(Collected data)
** Begin **

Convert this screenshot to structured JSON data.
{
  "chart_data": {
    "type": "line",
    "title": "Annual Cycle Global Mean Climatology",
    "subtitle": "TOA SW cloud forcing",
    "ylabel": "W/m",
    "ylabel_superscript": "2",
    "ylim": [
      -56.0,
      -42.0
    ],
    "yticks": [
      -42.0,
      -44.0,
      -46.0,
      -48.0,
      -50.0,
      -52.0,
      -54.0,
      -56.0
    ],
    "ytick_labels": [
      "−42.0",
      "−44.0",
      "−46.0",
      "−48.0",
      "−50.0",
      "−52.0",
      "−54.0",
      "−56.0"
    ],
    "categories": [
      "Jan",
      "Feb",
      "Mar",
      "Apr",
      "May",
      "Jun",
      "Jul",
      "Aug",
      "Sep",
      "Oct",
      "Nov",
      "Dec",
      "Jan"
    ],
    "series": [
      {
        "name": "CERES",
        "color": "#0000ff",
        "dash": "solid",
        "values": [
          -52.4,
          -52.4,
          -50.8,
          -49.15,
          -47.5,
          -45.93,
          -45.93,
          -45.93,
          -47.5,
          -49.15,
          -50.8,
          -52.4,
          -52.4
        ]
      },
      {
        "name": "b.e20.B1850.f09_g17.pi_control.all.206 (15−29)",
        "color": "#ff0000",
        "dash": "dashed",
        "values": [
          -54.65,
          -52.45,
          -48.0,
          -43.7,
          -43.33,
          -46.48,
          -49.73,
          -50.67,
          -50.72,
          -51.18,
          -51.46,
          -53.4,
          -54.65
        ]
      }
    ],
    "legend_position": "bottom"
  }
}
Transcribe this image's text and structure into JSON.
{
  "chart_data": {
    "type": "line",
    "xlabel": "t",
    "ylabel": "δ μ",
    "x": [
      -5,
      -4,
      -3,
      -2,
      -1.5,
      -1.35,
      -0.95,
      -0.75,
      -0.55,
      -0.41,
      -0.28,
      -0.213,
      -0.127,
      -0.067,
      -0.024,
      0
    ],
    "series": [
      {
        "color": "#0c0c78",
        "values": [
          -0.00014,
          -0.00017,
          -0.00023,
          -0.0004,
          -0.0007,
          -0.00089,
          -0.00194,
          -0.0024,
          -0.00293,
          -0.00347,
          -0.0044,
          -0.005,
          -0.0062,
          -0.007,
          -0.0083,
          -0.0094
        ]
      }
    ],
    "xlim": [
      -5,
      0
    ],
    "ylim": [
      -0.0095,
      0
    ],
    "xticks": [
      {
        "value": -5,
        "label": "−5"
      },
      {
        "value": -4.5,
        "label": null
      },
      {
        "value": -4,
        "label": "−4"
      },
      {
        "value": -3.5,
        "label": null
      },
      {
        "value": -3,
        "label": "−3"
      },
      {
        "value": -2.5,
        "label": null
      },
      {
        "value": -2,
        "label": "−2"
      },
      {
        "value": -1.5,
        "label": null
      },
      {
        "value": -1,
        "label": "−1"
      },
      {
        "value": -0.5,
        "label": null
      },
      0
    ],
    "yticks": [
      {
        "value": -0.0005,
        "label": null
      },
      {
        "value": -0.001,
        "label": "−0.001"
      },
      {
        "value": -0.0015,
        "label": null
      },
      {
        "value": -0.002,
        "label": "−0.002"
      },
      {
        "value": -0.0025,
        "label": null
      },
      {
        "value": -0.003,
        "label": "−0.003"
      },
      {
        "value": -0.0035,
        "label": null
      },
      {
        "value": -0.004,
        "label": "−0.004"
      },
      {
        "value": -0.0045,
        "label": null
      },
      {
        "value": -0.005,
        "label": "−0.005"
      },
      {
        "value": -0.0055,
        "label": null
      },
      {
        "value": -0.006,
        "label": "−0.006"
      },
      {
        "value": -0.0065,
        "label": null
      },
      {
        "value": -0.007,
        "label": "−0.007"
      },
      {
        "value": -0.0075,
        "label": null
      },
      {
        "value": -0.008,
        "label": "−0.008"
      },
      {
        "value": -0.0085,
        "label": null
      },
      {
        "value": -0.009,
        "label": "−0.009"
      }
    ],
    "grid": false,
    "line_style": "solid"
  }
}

** End **

Above are some records; repeat all of them exactly.

Convert this screenshot to structured JSON data.
{
  "chart_data": {
    "type": "line",
    "title": "Annual Cycle Global Mean Climatology",
    "subtitle": "TOA SW cloud forcing",
    "ylabel": "W/m",
    "ylabel_superscript": "2",
    "ylim": [
      -56.0,
      -42.0
    ],
    "yticks": [
      -42.0,
      -44.0,
      -46.0,
      -48.0,
      -50.0,
      -52.0,
      -54.0,
      -56.0
    ],
    "ytick_labels": [
      "−42.0",
      "−44.0",
      "−46.0",
      "−48.0",
      "−50.0",
      "−52.0",
      "−54.0",
      "−56.0"
    ],
    "categories": [
      "Jan",
      "Feb",
      "Mar",
      "Apr",
      "May",
      "Jun",
      "Jul",
      "Aug",
      "Sep",
      "Oct",
      "Nov",
      "Dec",
      "Jan"
    ],
    "series": [
      {
        "name": "CERES",
        "color": "#0000ff",
        "dash": "solid",
        "values": [
          -52.4,
          -52.4,
          -50.8,
          -49.15,
          -47.5,
          -45.93,
          -45.93,
          -45.93,
          -47.5,
          -49.15,
          -50.8,
          -52.4,
          -52.4
        ]
      },
      {
        "name": "b.e20.B1850.f09_g17.pi_control.all.206 (15−29)",
        "color": "#ff0000",
        "dash": "dashed",
        "values": [
          -54.65,
          -52.45,
          -48.0,
          -43.7,
          -43.33,
          -46.48,
          -49.73,
          -50.67,
          -50.72,
          -51.18,
          -51.46,
          -53.4,
          -54.65
        ]
      }
    ],
    "legend_position": "bottom"
  }
}
Transcribe this image's text and structure into JSON.
{
  "chart_data": {
    "type": "line",
    "xlabel": "t",
    "ylabel": "δ μ",
    "x": [
      -5,
      -4,
      -3,
      -2,
      -1.5,
      -1.35,
      -0.95,
      -0.75,
      -0.55,
      -0.41,
      -0.28,
      -0.213,
      -0.127,
      -0.067,
      -0.024,
      0
    ],
    "series": [
      {
        "color": "#0c0c78",
        "values": [
          -0.00014,
          -0.00017,
          -0.00023,
          -0.0004,
          -0.0007,
          -0.00089,
          -0.00194,
          -0.0024,
          -0.00293,
          -0.00347,
          -0.0044,
          -0.005,
          -0.0062,
          -0.007,
          -0.0083,
          -0.0094
        ]
      }
    ],
    "xlim": [
      -5,
      0
    ],
    "ylim": [
      -0.0095,
      0
    ],
    "xticks": [
      {
        "value": -5,
        "label": "−5"
      },
      {
        "value": -4.5,
        "label": null
      },
      {
        "value": -4,
        "label": "−4"
      },
      {
        "value": -3.5,
        "label": null
      },
      {
        "value": -3,
        "label": "−3"
      },
      {
        "value": -2.5,
        "label": null
      },
      {
        "value": -2,
        "label": "−2"
      },
      {
        "value": -1.5,
        "label": null
      },
      {
        "value": -1,
        "label": "−1"
      },
      {
        "value": -0.5,
        "label": null
      },
      0
    ],
    "yticks": [
      {
        "value": -0.0005,
        "label": null
      },
      {
        "value": -0.001,
        "label": "−0.001"
      },
      {
        "value": -0.0015,
        "label": null
      },
      {
        "value": -0.002,
        "label": "−0.002"
      },
      {
        "value": -0.0025,
        "label": null
      },
      {
        "value": -0.003,
        "label": "−0.003"
      },
      {
        "value": -0.0035,
        "label": null
      },
      {
        "value": -0.004,
        "label": "−0.004"
      },
      {
        "value": -0.0045,
        "label": null
      },
      {
        "value": -0.005,
        "label": "−0.005"
      },
      {
        "value": -0.0055,
        "label": null
      },
      {
        "value": -0.006,
        "label": "−0.006"
      },
      {
        "value": -0.0065,
        "label": null
      },
      {
        "value": -0.007,
        "label": "−0.007"
      },
      {
        "value": -0.0075,
        "label": null
      },
      {
        "value": -0.008,
        "label": "−0.008"
      },
      {
        "value": -0.0085,
        "label": null
      },
      {
        "value": -0.009,
        "label": "−0.009"
      }
    ],
    "grid": false,
    "line_style": "solid"
  }
}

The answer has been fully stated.